◆ Exercise 1
Using the Power Query passage below, answer each question:
(a) Which key combination selects all columns before a trim?
(b) What does Trim remove from text?
(c) Which special characters can be chosen under Advanced Options in Replace Values?
◆ Exercise 2
From the Power Query passage below, extract the text between "As a general" and "change text case.", inclusive.
Exercise passage Start Marker
Trimming in Power Query by right clicking a column header, selecting Transform and Trim

As a general rule of thumb, we prefer right clicking on column headers in Power Query to perform as many operations as possible because it’s quicker than navigating the Power Query Ribbon. However, the Transform options are available under the Transform Tab, and Format button to Trim, Clean or change text case.

How to trim and clean from the Format section of the Power Query Ribbon's Transform section

The operations are applied to all of the selected columns at once.

How to Trim All Columns in Power Query

To trim all columns in Power Query at one time, first select all by pressing CTRL + A. Then right click on a column header, and navigate to Transform, Trim. The Trim operation will be applied to all columns within a dataset in a single step.

Using Power Query to work with large datasets is a massive time saver compared to working in regular Excel spreadsheets where an operation would have to be applied to all columns in a dataset separately and then copied and pasted back into place as values.

The Difference Between Trim and Clean in Power Query

The main difference between the Trim and Clean functions in Power Query lies in their purposes and applications. Trim focuses on removing leading and trailing spaces from text, a common necessity for ensuring data consistency. On the other hand, Clean is designed to remove non-printable characters from text data, which are often invisible.

How to Clean Data in Power Query

To remove invisible, special characters like carriage returns and new lines in Power Query, right click the column header, select Transform, and Clean.

As you can see from the example dataset below, we applied a trim function remove the whitespace around the values that had it. However, it left the word Sugar Cookie split into two separate lines.

Using the Clean function in Power Query to remove a carriage return to eliminate a split into two rows in a single cell

While Trim is essential for addressing visible whitespace issues, Clean is crucial for tackling hidden data integrity problems caused by non-printable characters. The two functions are often used together and compliment each other.

How to Replace Special Characters in Power Query

For more control over the data prep process than using Trim or Clean, you can right click on a column header in Power Query and select Replace Values. Expand Advanced Options and select a special character to replace. Options exist for Tab, Carriage Return, Line Feed, and Non-breaking Space.

Using replace values to replace specific special characters in a column of Power Query

To remove the special characters from a dataset, use the Insert Special Character as the Value to Find and then leave the Replace With field empty. When it’s empty it will find and delete the especial character from the selected column.
Exercise passage End Marker
Data shown Start Marker
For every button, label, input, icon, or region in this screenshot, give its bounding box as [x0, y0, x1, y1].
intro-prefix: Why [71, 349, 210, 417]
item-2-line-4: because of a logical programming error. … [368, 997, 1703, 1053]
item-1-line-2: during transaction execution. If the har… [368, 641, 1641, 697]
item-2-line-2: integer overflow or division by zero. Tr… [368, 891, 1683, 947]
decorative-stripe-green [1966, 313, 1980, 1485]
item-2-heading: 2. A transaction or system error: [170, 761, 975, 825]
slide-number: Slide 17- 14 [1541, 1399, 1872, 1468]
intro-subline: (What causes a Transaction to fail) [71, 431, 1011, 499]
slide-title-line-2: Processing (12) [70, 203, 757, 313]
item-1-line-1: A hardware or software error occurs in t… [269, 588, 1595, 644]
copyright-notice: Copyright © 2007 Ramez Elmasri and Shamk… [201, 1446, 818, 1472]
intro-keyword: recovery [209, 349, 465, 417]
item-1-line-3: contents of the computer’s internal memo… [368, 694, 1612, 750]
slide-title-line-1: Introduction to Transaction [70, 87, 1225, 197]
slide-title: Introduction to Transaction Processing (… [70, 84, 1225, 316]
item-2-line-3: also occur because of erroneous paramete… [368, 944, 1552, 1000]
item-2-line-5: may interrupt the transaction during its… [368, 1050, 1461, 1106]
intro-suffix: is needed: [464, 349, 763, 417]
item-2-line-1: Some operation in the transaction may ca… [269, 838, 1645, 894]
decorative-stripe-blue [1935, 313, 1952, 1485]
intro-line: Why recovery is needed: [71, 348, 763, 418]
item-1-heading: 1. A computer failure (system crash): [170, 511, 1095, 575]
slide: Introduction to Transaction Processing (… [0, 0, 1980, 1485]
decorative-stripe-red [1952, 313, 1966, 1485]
Data shown End Marker
◆ Expected answer 1
(a) CTRL + A
(b) Leading and trailing spaces
(c) Tab, Carriage Return, Line Feed, and Non-breaking Space

◆ Expected answer 2
As a general rule of thumb, we prefer right clicking on column headers in Power Query to perform as many operations as possible because it’s quicker than navigating the Power Query Ribbon. However, the Transform options are available under the Transform Tab, and Format button to Trim, Clean or change text case.